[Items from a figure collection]
╔══
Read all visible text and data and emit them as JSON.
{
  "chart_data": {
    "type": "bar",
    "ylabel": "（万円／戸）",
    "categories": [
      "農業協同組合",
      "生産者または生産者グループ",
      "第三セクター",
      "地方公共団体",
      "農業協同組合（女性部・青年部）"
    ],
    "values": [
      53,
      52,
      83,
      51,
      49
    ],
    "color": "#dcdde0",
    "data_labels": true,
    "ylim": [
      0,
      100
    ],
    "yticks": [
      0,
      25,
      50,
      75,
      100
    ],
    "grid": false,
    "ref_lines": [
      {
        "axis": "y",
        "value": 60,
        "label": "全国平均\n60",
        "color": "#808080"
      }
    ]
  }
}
╚══
● **SET EXERCISE**
Make a verbatim copy of every entry shown above.

● **SOLUTION TO THIS EXERCISE**
Read all visible text and data and emit them as JSON.
{
  "chart_data": {
    "type": "bar",
    "ylabel": "（万円／戸）",
    "categories": [
      "農業協同組合",
      "生産者または生産者グループ",
      "第三セクター",
      "地方公共団体",
      "農業協同組合（女性部・青年部）"
    ],
    "values": [
      53,
      52,
      83,
      51,
      49
    ],
    "color": "#dcdde0",
    "data_labels": true,
    "ylim": [
      0,
      100
    ],
    "yticks": [
      0,
      25,
      50,
      75,
      100
    ],
    "grid": false,
    "ref_lines": [
      {
        "axis": "y",
        "value": 60,
        "label": "全国平均\n60",
        "color": "#808080"
      }
    ]
  }
}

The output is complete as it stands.